▸ AIM: In full and without alteration, repeat the material.

[BEGIN RECORDS TO PROCESS]

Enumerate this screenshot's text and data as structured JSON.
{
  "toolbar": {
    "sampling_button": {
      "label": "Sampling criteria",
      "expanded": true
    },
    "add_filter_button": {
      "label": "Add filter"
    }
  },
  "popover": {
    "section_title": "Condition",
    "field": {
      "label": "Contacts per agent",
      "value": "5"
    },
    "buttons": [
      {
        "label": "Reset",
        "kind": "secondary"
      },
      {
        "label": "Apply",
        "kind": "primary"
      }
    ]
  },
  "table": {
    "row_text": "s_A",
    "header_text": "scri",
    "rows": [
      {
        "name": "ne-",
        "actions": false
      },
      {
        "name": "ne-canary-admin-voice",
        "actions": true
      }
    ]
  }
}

[END RECORDS TO PROCESS]

▸ SOLUTION TO THIS EXERCISE:
Enumerate this screenshot's text and data as structured JSON.
{
  "toolbar": {
    "sampling_button": {
      "label": "Sampling criteria",
      "expanded": true
    },
    "add_filter_button": {
      "label": "Add filter"
    }
  },
  "popover": {
    "section_title": "Condition",
    "field": {
      "label": "Contacts per agent",
      "value": "5"
    },
    "buttons": [
      {
        "label": "Reset",
        "kind": "secondary"
      },
      {
        "label": "Apply",
        "kind": "primary"
      }
    ]
  },
  "table": {
    "row_text": "s_A",
    "header_text": "scri",
    "rows": [
      {
        "name": "ne-",
        "actions": false
      },
      {
        "name": "ne-canary-admin-voice",
        "actions": true
      }
    ]
  }
}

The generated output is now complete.